(What you will do) Report the count of lines holding "Inception" in the records, with no other words.

#### Data extract

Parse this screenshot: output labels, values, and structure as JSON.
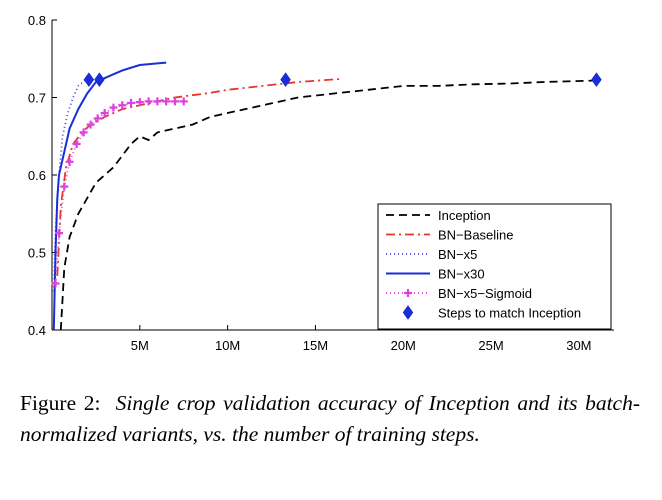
{
  "chart_data": {
    "type": "line",
    "title": "",
    "xlabel": "",
    "ylabel": "",
    "xlim": [
      0,
      32000000
    ],
    "ylim": [
      0.4,
      0.8
    ],
    "x_ticks": [
      5000000,
      10000000,
      15000000,
      20000000,
      25000000,
      30000000
    ],
    "x_tick_labels": [
      "5M",
      "10M",
      "15M",
      "20M",
      "25M",
      "30M"
    ],
    "y_ticks": [
      0.4,
      0.5,
      0.6,
      0.7,
      0.8
    ],
    "y_tick_labels": [
      "0.4",
      "0.5",
      "0.6",
      "0.7",
      "0.8"
    ],
    "grid": false,
    "legend_position": "bottom-right",
    "series": [
      {
        "name": "Inception",
        "color": "#000000",
        "style": "dashed",
        "points": [
          [
            500000,
            0.4
          ],
          [
            700000,
            0.48
          ],
          [
            1000000,
            0.52
          ],
          [
            1500000,
            0.55
          ],
          [
            2000000,
            0.57
          ],
          [
            2500000,
            0.59
          ],
          [
            3000000,
            0.6
          ],
          [
            3500000,
            0.61
          ],
          [
            4000000,
            0.625
          ],
          [
            4500000,
            0.64
          ],
          [
            5000000,
            0.65
          ],
          [
            5500000,
            0.645
          ],
          [
            6000000,
            0.655
          ],
          [
            7000000,
            0.66
          ],
          [
            8000000,
            0.665
          ],
          [
            9000000,
            0.675
          ],
          [
            10000000,
            0.68
          ],
          [
            12000000,
            0.69
          ],
          [
            14000000,
            0.7
          ],
          [
            16000000,
            0.705
          ],
          [
            18000000,
            0.71
          ],
          [
            20000000,
            0.715
          ],
          [
            22000000,
            0.715
          ],
          [
            24000000,
            0.717
          ],
          [
            26000000,
            0.718
          ],
          [
            28000000,
            0.72
          ],
          [
            31000000,
            0.722
          ]
        ]
      },
      {
        "name": "BN−Baseline",
        "color": "#e8342c",
        "style": "dashdot",
        "points": [
          [
            300000,
            0.47
          ],
          [
            500000,
            0.56
          ],
          [
            800000,
            0.61
          ],
          [
            1200000,
            0.64
          ],
          [
            1700000,
            0.655
          ],
          [
            2200000,
            0.665
          ],
          [
            3000000,
            0.675
          ],
          [
            4000000,
            0.685
          ],
          [
            5000000,
            0.69
          ],
          [
            6000000,
            0.695
          ],
          [
            7000000,
            0.7
          ],
          [
            8000000,
            0.703
          ],
          [
            9000000,
            0.706
          ],
          [
            10000000,
            0.71
          ],
          [
            12000000,
            0.715
          ],
          [
            14000000,
            0.72
          ],
          [
            16500000,
            0.724
          ]
        ]
      },
      {
        "name": "BN−x5",
        "color": "#4444dd",
        "style": "dotted",
        "points": [
          [
            100000,
            0.45
          ],
          [
            200000,
            0.53
          ],
          [
            400000,
            0.6
          ],
          [
            600000,
            0.65
          ],
          [
            900000,
            0.68
          ],
          [
            1200000,
            0.7
          ],
          [
            1500000,
            0.715
          ],
          [
            2000000,
            0.724
          ]
        ]
      },
      {
        "name": "BN−x30",
        "color": "#1a2dd6",
        "style": "solid",
        "points": [
          [
            100000,
            0.4
          ],
          [
            200000,
            0.5
          ],
          [
            300000,
            0.57
          ],
          [
            400000,
            0.6
          ],
          [
            700000,
            0.63
          ],
          [
            1000000,
            0.66
          ],
          [
            1500000,
            0.685
          ],
          [
            2000000,
            0.705
          ],
          [
            2500000,
            0.72
          ],
          [
            3000000,
            0.725
          ],
          [
            4000000,
            0.735
          ],
          [
            5000000,
            0.742
          ],
          [
            6000000,
            0.744
          ],
          [
            6500000,
            0.745
          ]
        ]
      },
      {
        "name": "BN−x5−Sigmoid",
        "color": "#e040e0",
        "style": "dotted-plus",
        "points": [
          [
            200000,
            0.46
          ],
          [
            400000,
            0.525
          ],
          [
            700000,
            0.585
          ],
          [
            1000000,
            0.617
          ],
          [
            1400000,
            0.64
          ],
          [
            1800000,
            0.655
          ],
          [
            2200000,
            0.665
          ],
          [
            2600000,
            0.673
          ],
          [
            3000000,
            0.68
          ],
          [
            3500000,
            0.687
          ],
          [
            4000000,
            0.69
          ],
          [
            4500000,
            0.693
          ],
          [
            5000000,
            0.694
          ],
          [
            5500000,
            0.695
          ],
          [
            6000000,
            0.695
          ],
          [
            6500000,
            0.695
          ],
          [
            7000000,
            0.695
          ],
          [
            7500000,
            0.695
          ]
        ]
      },
      {
        "name": "Steps to match Inception",
        "color": "#1a2dd6",
        "style": "diamond",
        "points": [
          [
            2100000,
            0.723
          ],
          [
            2700000,
            0.723
          ],
          [
            13300000,
            0.723
          ],
          [
            31000000,
            0.723
          ]
        ]
      }
    ]
  },
  "caption": {
    "label": "Figure 2:",
    "text": "Single crop validation accuracy of Inception and its batch-normalized variants, vs.  the number of training steps."
  }
}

########

(Written reply) 3